_GIVEN INSTRUCTION_:
Copy each line below without leaving any out.

_MATERIAL TO PROCESS_:
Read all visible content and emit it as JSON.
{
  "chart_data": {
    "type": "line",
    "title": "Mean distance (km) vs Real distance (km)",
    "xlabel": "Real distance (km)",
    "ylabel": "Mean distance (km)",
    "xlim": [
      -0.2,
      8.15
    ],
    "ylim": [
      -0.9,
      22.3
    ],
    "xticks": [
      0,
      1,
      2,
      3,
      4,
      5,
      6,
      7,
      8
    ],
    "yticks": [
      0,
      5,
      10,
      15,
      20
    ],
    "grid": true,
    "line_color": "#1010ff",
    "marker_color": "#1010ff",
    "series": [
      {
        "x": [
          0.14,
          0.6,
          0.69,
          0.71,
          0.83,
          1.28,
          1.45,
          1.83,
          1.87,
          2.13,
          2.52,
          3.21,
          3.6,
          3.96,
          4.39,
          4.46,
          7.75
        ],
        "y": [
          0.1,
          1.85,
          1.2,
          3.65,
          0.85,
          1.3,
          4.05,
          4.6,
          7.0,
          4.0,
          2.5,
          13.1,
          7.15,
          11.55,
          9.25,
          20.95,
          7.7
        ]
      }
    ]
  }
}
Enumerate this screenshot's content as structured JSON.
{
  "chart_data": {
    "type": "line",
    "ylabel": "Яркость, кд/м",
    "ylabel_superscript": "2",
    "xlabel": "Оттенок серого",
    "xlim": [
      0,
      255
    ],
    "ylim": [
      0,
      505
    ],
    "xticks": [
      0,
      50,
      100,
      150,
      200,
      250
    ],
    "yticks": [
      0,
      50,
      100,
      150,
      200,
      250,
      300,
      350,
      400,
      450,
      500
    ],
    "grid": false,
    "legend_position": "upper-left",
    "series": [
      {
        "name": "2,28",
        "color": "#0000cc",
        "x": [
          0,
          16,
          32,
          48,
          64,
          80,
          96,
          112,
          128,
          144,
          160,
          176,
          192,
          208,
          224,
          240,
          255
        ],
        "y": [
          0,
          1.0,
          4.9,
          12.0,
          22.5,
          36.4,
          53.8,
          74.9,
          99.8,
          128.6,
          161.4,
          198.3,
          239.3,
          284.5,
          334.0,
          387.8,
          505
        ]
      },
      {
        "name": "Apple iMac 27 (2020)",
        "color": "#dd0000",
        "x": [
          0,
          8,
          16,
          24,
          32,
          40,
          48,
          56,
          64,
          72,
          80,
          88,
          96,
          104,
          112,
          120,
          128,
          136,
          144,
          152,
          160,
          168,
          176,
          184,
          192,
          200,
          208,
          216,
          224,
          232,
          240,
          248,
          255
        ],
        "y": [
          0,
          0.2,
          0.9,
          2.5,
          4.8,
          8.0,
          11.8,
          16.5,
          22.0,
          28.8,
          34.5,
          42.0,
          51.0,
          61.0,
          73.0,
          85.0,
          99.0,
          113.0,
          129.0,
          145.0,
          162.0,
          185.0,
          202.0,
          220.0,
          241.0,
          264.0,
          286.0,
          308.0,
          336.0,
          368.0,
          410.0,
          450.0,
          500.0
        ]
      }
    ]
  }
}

_COMPLETE ANSWER_:
Read all visible content and emit it as JSON.
{
  "chart_data": {
    "type": "line",
    "title": "Mean distance (km) vs Real distance (km)",
    "xlabel": "Real distance (km)",
    "ylabel": "Mean distance (km)",
    "xlim": [
      -0.2,
      8.15
    ],
    "ylim": [
      -0.9,
      22.3
    ],
    "xticks": [
      0,
      1,
      2,
      3,
      4,
      5,
      6,
      7,
      8
    ],
    "yticks": [
      0,
      5,
      10,
      15,
      20
    ],
    "grid": true,
    "line_color": "#1010ff",
    "marker_color": "#1010ff",
    "series": [
      {
        "x": [
          0.14,
          0.6,
          0.69,
          0.71,
          0.83,
          1.28,
          1.45,
          1.83,
          1.87,
          2.13,
          2.52,
          3.21,
          3.6,
          3.96,
          4.39,
          4.46,
          7.75
        ],
        "y": [
          0.1,
          1.85,
          1.2,
          3.65,
          0.85,
          1.3,
          4.05,
          4.6,
          7.0,
          4.0,
          2.5,
          13.1,
          7.15,
          11.55,
          9.25,
          20.95,
          7.7
        ]
      }
    ]
  }
}
Enumerate this screenshot's content as structured JSON.
{
  "chart_data": {
    "type": "line",
    "ylabel": "Яркость, кд/м",
    "ylabel_superscript": "2",
    "xlabel": "Оттенок серого",
    "xlim": [
      0,
      255
    ],
    "ylim": [
      0,
      505
    ],
    "xticks": [
      0,
      50,
      100,
      150,
      200,
      250
    ],
    "yticks": [
      0,
      50,
      100,
      150,
      200,
      250,
      300,
      350,
      400,
      450,
      500
    ],
    "grid": false,
    "legend_position": "upper-left",
    "series": [
      {
        "name": "2,28",
        "color": "#0000cc",
        "x": [
          0,
          16,
          32,
          48,
          64,
          80,
          96,
          112,
          128,
          144,
          160,
          176,
          192,
          208,
          224,
          240,
          255
        ],
        "y": [
          0,
          1.0,
          4.9,
          12.0,
          22.5,
          36.4,
          53.8,
          74.9,
          99.8,
          128.6,
          161.4,
          198.3,
          239.3,
          284.5,
          334.0,
          387.8,
          505
        ]
      },
      {
        "name": "Apple iMac 27 (2020)",
        "color": "#dd0000",
        "x": [
          0,
          8,
          16,
          24,
          32,
          40,
          48,
          56,
          64,
          72,
          80,
          88,
          96,
          104,
          112,
          120,
          128,
          136,
          144,
          152,
          160,
          168,
          176,
          184,
          192,
          200,
          208,
          216,
          224,
          232,
          240,
          248,
          255
        ],
        "y": [
          0,
          0.2,
          0.9,
          2.5,
          4.8,
          8.0,
          11.8,
          16.5,
          22.0,
          28.8,
          34.5,
          42.0,
          51.0,
          61.0,
          73.0,
          85.0,
          99.0,
          113.0,
          129.0,
          145.0,
          162.0,
          185.0,
          202.0,
          220.0,
          241.0,
          264.0,
          286.0,
          308.0,
          336.0,
          368.0,
          410.0,
          450.0,
          500.0
        ]
      }
    ]
  }
}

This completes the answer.